**What you have to do:** Transcribe the whole listing below without changing a word, but leave out every image.

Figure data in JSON
——————

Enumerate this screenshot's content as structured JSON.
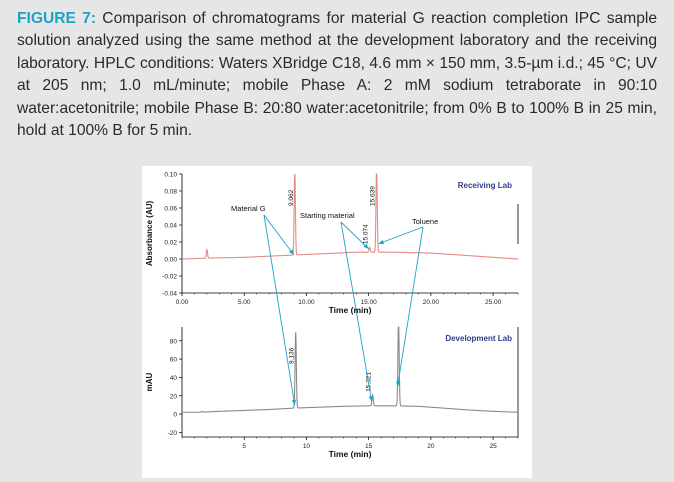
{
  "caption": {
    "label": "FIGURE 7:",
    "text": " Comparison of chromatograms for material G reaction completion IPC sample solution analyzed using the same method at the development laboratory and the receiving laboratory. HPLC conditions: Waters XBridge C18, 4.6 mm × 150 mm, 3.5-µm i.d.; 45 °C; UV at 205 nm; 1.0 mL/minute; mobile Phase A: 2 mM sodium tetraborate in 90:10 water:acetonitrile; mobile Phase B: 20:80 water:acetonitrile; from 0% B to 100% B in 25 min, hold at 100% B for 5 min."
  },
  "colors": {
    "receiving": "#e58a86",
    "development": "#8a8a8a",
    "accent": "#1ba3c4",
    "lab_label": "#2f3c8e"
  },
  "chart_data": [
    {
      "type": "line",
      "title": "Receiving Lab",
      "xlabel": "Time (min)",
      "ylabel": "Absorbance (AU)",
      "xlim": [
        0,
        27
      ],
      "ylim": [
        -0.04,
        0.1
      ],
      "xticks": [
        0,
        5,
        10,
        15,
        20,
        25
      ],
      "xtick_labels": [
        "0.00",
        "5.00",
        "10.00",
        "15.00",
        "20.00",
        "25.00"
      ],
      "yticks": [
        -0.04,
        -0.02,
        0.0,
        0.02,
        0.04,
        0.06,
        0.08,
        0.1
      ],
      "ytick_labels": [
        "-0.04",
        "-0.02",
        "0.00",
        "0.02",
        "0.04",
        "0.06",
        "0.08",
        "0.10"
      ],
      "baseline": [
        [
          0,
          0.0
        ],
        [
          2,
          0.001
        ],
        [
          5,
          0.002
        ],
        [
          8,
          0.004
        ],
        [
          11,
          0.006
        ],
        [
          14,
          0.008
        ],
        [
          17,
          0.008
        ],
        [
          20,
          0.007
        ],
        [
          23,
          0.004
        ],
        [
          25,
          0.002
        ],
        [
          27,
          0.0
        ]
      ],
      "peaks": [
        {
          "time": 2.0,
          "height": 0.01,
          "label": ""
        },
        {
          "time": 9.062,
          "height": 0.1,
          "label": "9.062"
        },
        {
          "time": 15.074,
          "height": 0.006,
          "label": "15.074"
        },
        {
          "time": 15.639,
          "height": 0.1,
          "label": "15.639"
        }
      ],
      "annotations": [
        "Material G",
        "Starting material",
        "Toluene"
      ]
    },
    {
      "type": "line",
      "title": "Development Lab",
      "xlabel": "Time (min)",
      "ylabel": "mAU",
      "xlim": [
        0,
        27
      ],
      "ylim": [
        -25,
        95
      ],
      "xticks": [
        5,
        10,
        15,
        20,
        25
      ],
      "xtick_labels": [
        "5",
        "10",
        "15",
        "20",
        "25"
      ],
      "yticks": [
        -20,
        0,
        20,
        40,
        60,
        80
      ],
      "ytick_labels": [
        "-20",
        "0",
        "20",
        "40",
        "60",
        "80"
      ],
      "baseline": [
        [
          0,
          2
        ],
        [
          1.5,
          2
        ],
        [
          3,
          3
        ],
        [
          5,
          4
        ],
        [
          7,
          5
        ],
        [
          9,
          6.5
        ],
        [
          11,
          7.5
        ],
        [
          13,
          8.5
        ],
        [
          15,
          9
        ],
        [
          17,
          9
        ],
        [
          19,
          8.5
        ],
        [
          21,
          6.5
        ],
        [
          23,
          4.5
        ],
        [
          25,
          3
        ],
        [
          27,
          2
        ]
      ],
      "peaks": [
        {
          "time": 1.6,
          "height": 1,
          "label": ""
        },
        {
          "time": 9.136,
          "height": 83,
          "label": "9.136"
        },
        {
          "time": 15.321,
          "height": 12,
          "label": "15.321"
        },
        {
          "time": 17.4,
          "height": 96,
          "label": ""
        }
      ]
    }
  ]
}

——————

**Answer to this problem:**
Enumerate this screenshot's content as structured JSON.
{
  "caption": {
    "label": "FIGURE 7:",
    "text": " Comparison of chromatograms for material G reaction completion IPC sample solution analyzed using the same method at the development laboratory and the receiving laboratory. HPLC conditions: Waters XBridge C18, 4.6 mm × 150 mm, 3.5-µm i.d.; 45 °C; UV at 205 nm; 1.0 mL/minute; mobile Phase A: 2 mM sodium tetraborate in 90:10 water:acetonitrile; mobile Phase B: 20:80 water:acetonitrile; from 0% B to 100% B in 25 min, hold at 100% B for 5 min."
  },
  "colors": {
    "receiving": "#e58a86",
    "development": "#8a8a8a",
    "accent": "#1ba3c4",
    "lab_label": "#2f3c8e"
  },
  "chart_data": [
    {
      "type": "line",
      "title": "Receiving Lab",
      "xlabel": "Time (min)",
      "ylabel": "Absorbance (AU)",
      "xlim": [
        0,
        27
      ],
      "ylim": [
        -0.04,
        0.1
      ],
      "xticks": [
        0,
        5,
        10,
        15,
        20,
        25
      ],
      "xtick_labels": [
        "0.00",
        "5.00",
        "10.00",
        "15.00",
        "20.00",
        "25.00"
      ],
      "yticks": [
        -0.04,
        -0.02,
        0.0,
        0.02,
        0.04,
        0.06,
        0.08,
        0.1
      ],
      "ytick_labels": [
        "-0.04",
        "-0.02",
        "0.00",
        "0.02",
        "0.04",
        "0.06",
        "0.08",
        "0.10"
      ],
      "baseline": [
        [
          0,
          0.0
        ],
        [
          2,
          0.001
        ],
        [
          5,
          0.002
        ],
        [
          8,
          0.004
        ],
        [
          11,
          0.006
        ],
        [
          14,
          0.008
        ],
        [
          17,
          0.008
        ],
        [
          20,
          0.007
        ],
        [
          23,
          0.004
        ],
        [
          25,
          0.002
        ],
        [
          27,
          0.0
        ]
      ],
      "peaks": [
        {
          "time": 2.0,
          "height": 0.01,
          "label": ""
        },
        {
          "time": 9.062,
          "height": 0.1,
          "label": "9.062"
        },
        {
          "time": 15.074,
          "height": 0.006,
          "label": "15.074"
        },
        {
          "time": 15.639,
          "height": 0.1,
          "label": "15.639"
        }
      ],
      "annotations": [
        "Material G",
        "Starting material",
        "Toluene"
      ]
    },
    {
      "type": "line",
      "title": "Development Lab",
      "xlabel": "Time (min)",
      "ylabel": "mAU",
      "xlim": [
        0,
        27
      ],
      "ylim": [
        -25,
        95
      ],
      "xticks": [
        5,
        10,
        15,
        20,
        25
      ],
      "xtick_labels": [
        "5",
        "10",
        "15",
        "20",
        "25"
      ],
      "yticks": [
        -20,
        0,
        20,
        40,
        60,
        80
      ],
      "ytick_labels": [
        "-20",
        "0",
        "20",
        "40",
        "60",
        "80"
      ],
      "baseline": [
        [
          0,
          2
        ],
        [
          1.5,
          2
        ],
        [
          3,
          3
        ],
        [
          5,
          4
        ],
        [
          7,
          5
        ],
        [
          9,
          6.5
        ],
        [
          11,
          7.5
        ],
        [
          13,
          8.5
        ],
        [
          15,
          9
        ],
        [
          17,
          9
        ],
        [
          19,
          8.5
        ],
        [
          21,
          6.5
        ],
        [
          23,
          4.5
        ],
        [
          25,
          3
        ],
        [
          27,
          2
        ]
      ],
      "peaks": [
        {
          "time": 1.6,
          "height": 1,
          "label": ""
        },
        {
          "time": 9.136,
          "height": 83,
          "label": "9.136"
        },
        {
          "time": 15.321,
          "height": 12,
          "label": "15.321"
        },
        {
          "time": 17.4,
          "height": 96,
          "label": ""
        }
      ]
    }
  ]
}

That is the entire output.